(WORK REQUIRED) Pictures do not belong in the copy, so please give every entry below again exactly.
----- EXERCISE MATERIALS -----
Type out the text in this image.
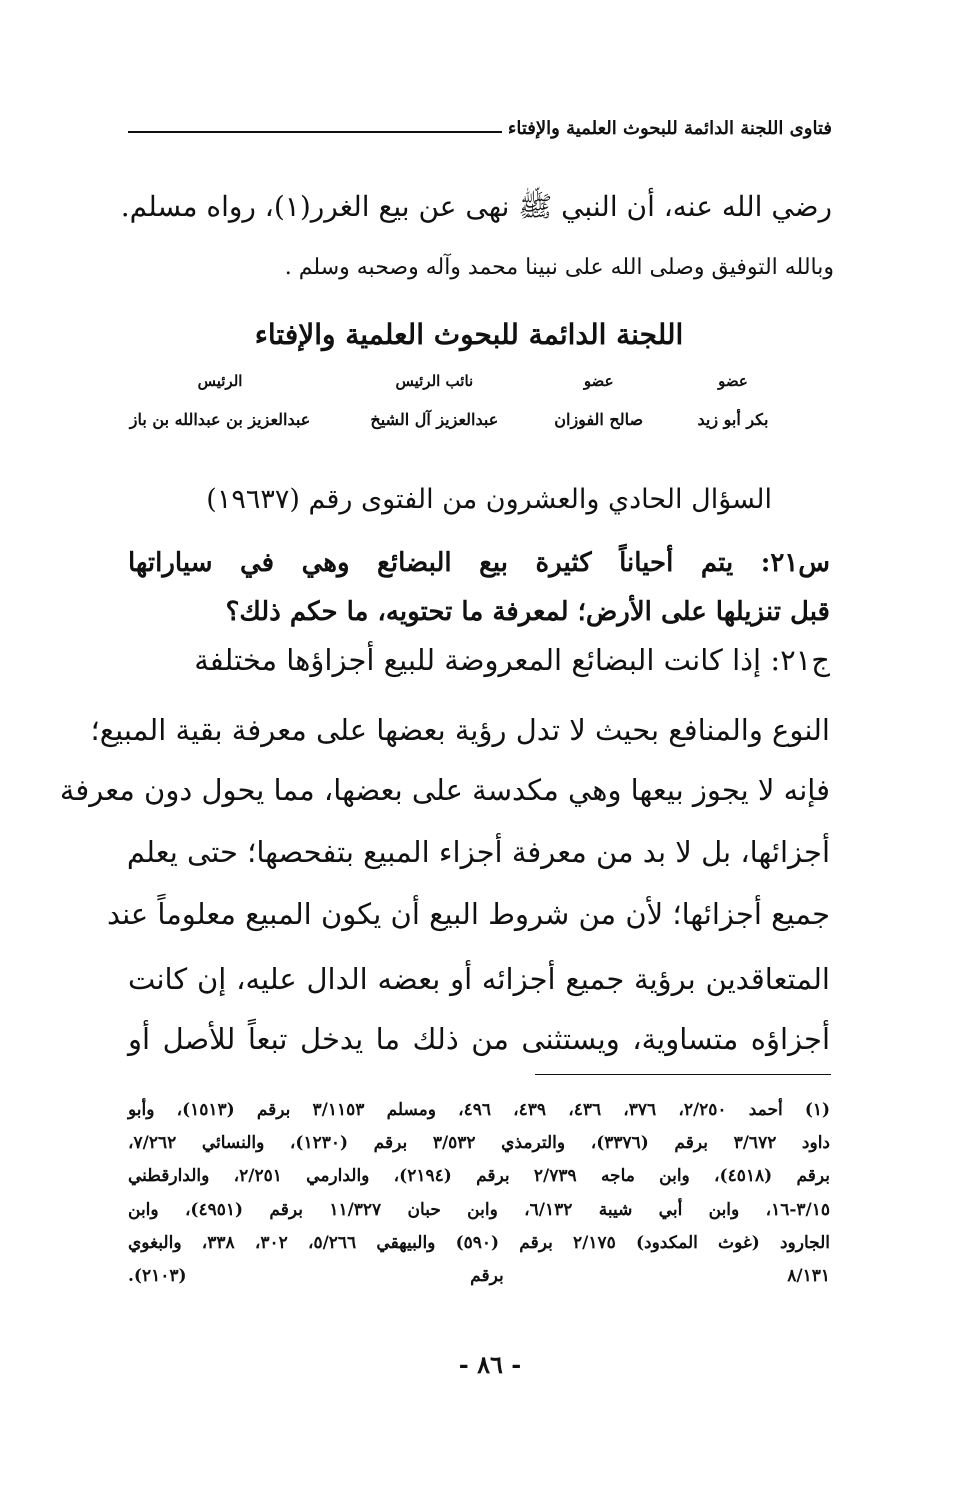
فتاوى اللجنة الدائمة للبحوث العلمية والإفتاء
رضي الله عنه، أن النبي ﷺ نهى عن بيع الغرر(١)، رواه مسلم.
وبالله التوفيق وصلى الله على نبينا محمد وآله وصحبه وسلم .
اللجنة الدائمة للبحوث العلمية والإفتاء
عضو
عضو
نائب الرئيس
الرئيس
بكر أبو زيد
صالح الفوزان
عبدالعزيز آل الشيخ
عبدالعزيز بن عبدالله بن باز
السؤال الحادي والعشرون من الفتوى رقم (١٩٦٣٧)
س٢١: يتم أحياناً كثيرة بيع البضائع وهي في سياراتها
قبل تنزيلها على الأرض؛ لمعرفة ما تحتويه، ما حكم ذلك؟
ج٢١: إذا كانت البضائع المعروضة للبيع أجزاؤها مختلفة
النوع والمنافع بحيث لا تدل رؤية بعضها على معرفة بقية المبيع؛
فإنه لا يجوز بيعها وهي مكدسة على بعضها، مما يحول دون معرفة
أجزائها، بل لا بد من معرفة أجزاء المبيع بتفحصها؛ حتى يعلم
جميع أجزائها؛ لأن من شروط البيع أن يكون المبيع معلوماً عند
المتعاقدين برؤية جميع أجزائه أو بعضه الدال عليه، إن كانت
أجزاؤه متساوية، ويستثنى من ذلك ما يدخل تبعاً للأصل أو
(١) أحمد ٢/٢٥٠، ٣٧٦، ٤٣٦، ٤٣٩، ٤٩٦، ومسلم ٣/١١٥٣ برقم (١٥١٣)، وأبو
داود ٣/٦٧٢ برقم (٣٣٧٦)، والترمذي ٣/٥٣٢ برقم (١٢٣٠)، والنسائي ٧/٢٦٢،
برقم (٤٥١٨)، وابن ماجه ٢/٧٣٩ برقم (٢١٩٤)، والدارمي ٢/٢٥١، والدارقطني
٣/١٥-١٦، وابن أبي شيبة ٦/١٣٢، وابن حبان ١١/٣٢٧ برقم (٤٩٥١)، وابن
الجارود (غوث المكدود) ٢/١٧٥ برقم (٥٩٠) والبيهقي ٥/٢٦٦، ٣٠٢، ٣٣٨، والبغوي
٨/١٣١ برقم (٢١٠٣).
- ٨٦ -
-----
(RESULT FOR THIS TASK)
Type out the text in this image.
فتاوى اللجنة الدائمة للبحوث العلمية والإفتاء
رضي الله عنه، أن النبي ﷺ نهى عن بيع الغرر(١)، رواه مسلم.
وبالله التوفيق وصلى الله على نبينا محمد وآله وصحبه وسلم .
اللجنة الدائمة للبحوث العلمية والإفتاء
عضو
عضو
نائب الرئيس
الرئيس
بكر أبو زيد
صالح الفوزان
عبدالعزيز آل الشيخ
عبدالعزيز بن عبدالله بن باز
السؤال الحادي والعشرون من الفتوى رقم (١٩٦٣٧)
س٢١: يتم أحياناً كثيرة بيع البضائع وهي في سياراتها
قبل تنزيلها على الأرض؛ لمعرفة ما تحتويه، ما حكم ذلك؟
ج٢١: إذا كانت البضائع المعروضة للبيع أجزاؤها مختلفة
النوع والمنافع بحيث لا تدل رؤية بعضها على معرفة بقية المبيع؛
فإنه لا يجوز بيعها وهي مكدسة على بعضها، مما يحول دون معرفة
أجزائها، بل لا بد من معرفة أجزاء المبيع بتفحصها؛ حتى يعلم
جميع أجزائها؛ لأن من شروط البيع أن يكون المبيع معلوماً عند
المتعاقدين برؤية جميع أجزائه أو بعضه الدال عليه، إن كانت
أجزاؤه متساوية، ويستثنى من ذلك ما يدخل تبعاً للأصل أو
(١) أحمد ٢/٢٥٠، ٣٧٦، ٤٣٦، ٤٣٩، ٤٩٦، ومسلم ٣/١١٥٣ برقم (١٥١٣)، وأبو
داود ٣/٦٧٢ برقم (٣٣٧٦)، والترمذي ٣/٥٣٢ برقم (١٢٣٠)، والنسائي ٧/٢٦٢،
برقم (٤٥١٨)، وابن ماجه ٢/٧٣٩ برقم (٢١٩٤)، والدارمي ٢/٢٥١، والدارقطني
٣/١٥-١٦، وابن أبي شيبة ٦/١٣٢، وابن حبان ١١/٣٢٧ برقم (٤٩٥١)، وابن
الجارود (غوث المكدود) ٢/١٧٥ برقم (٥٩٠) والبيهقي ٥/٢٦٦، ٣٠٢، ٣٣٨، والبغوي
٨/١٣١ برقم (٢١٠٣).
- ٨٦ -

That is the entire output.